WORK TO BE COMPLETED: Reproduce the listing below in full and without alteration, apart from its pictures.

DATA SECTION:
— BEGIN —
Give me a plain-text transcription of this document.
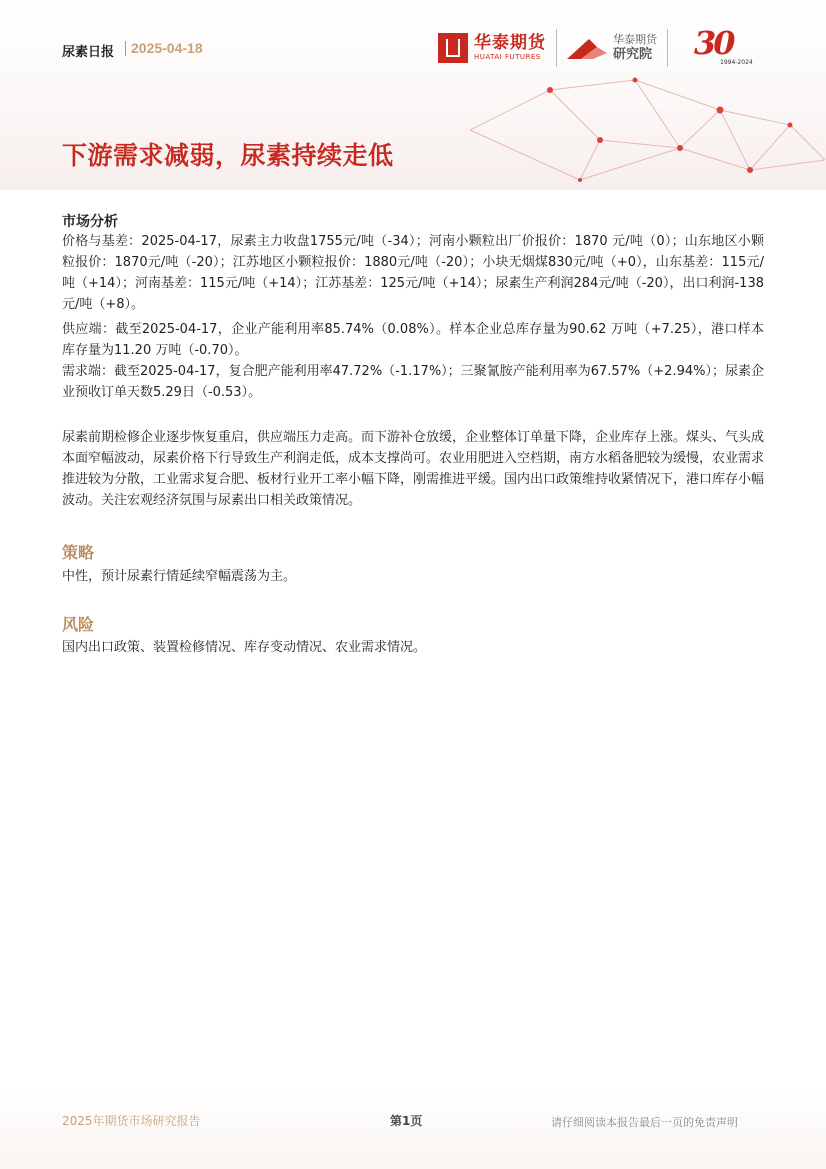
尿素日报 2025-04-18	华泰期货
HUATAI FUTURES
华泰期货
研究院 30
1994-2024
下游需求减弱，尿素持续走低
市场分析

价格与基差：2025-04-17，尿素主力收盘1755元/吨（-34）；河南小颗粒出厂价报价：1870 元/吨（0）；山东地区小颗粒报价：1870元/吨（-20）；江苏地区小颗粒报价：1880元/吨（-20）；小块无烟煤830元/吨（+0），山东基差：115元/吨（+14）；河南基差：115元/吨（+14）；江苏基差：125元/吨（+14）；尿素生产利润284元/吨（-20），出口利润-138元/吨（+8）。

供应端：截至2025-04-17，企业产能利用率85.74%（0.08%）。样本企业总库存量为90.62 万吨（+7.25），港口样本库存量为11.20 万吨（-0.70）。

需求端：截至2025-04-17，复合肥产能利用率47.72%（-1.17%）；三聚氰胺产能利用率为67.57%（+2.94%）；尿素企业预收订单天数5.29日（-0.53）。

尿素前期检修企业逐步恢复重启，供应端压力走高。而下游补仓放缓，企业整体订单量下降，企业库存上涨。煤头、气头成本面窄幅波动，尿素价格下行导致生产利润走低，成本支撑尚可。农业用肥进入空档期，南方水稻备肥较为缓慢，农业需求推进较为分散，工业需求复合肥、板材行业开工率小幅下降，刚需推进平缓。国内出口政策维持收紧情况下，港口库存小幅波动。关注宏观经济氛围与尿素出口相关政策情况。

策略

中性，预计尿素行情延续窄幅震荡为主。

风险

国内出口政策、装置检修情况、库存变动情况、农业需求情况。

2025年期货市场研究报告	第1页	请仔细阅读本报告最后一页的免责声明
— END —
THE OUTPUT:
Give me a plain-text transcription of this document.
尿素日报 2025-04-18	华泰期货
HUATAI FUTURES
华泰期货
研究院 30
1994-2024
下游需求减弱，尿素持续走低
市场分析

价格与基差：2025-04-17，尿素主力收盘1755元/吨（-34）；河南小颗粒出厂价报价：1870 元/吨（0）；山东地区小颗粒报价：1870元/吨（-20）；江苏地区小颗粒报价：1880元/吨（-20）；小块无烟煤830元/吨（+0），山东基差：115元/吨（+14）；河南基差：115元/吨（+14）；江苏基差：125元/吨（+14）；尿素生产利润284元/吨（-20），出口利润-138元/吨（+8）。

供应端：截至2025-04-17，企业产能利用率85.74%（0.08%）。样本企业总库存量为90.62 万吨（+7.25），港口样本库存量为11.20 万吨（-0.70）。

需求端：截至2025-04-17，复合肥产能利用率47.72%（-1.17%）；三聚氰胺产能利用率为67.57%（+2.94%）；尿素企业预收订单天数5.29日（-0.53）。

尿素前期检修企业逐步恢复重启，供应端压力走高。而下游补仓放缓，企业整体订单量下降，企业库存上涨。煤头、气头成本面窄幅波动，尿素价格下行导致生产利润走低，成本支撑尚可。农业用肥进入空档期，南方水稻备肥较为缓慢，农业需求推进较为分散，工业需求复合肥、板材行业开工率小幅下降，刚需推进平缓。国内出口政策维持收紧情况下，港口库存小幅波动。关注宏观经济氛围与尿素出口相关政策情况。

策略

中性，预计尿素行情延续窄幅震荡为主。

风险

国内出口政策、装置检修情况、库存变动情况、农业需求情况。

2025年期货市场研究报告	第1页	请仔细阅读本报告最后一页的免责声明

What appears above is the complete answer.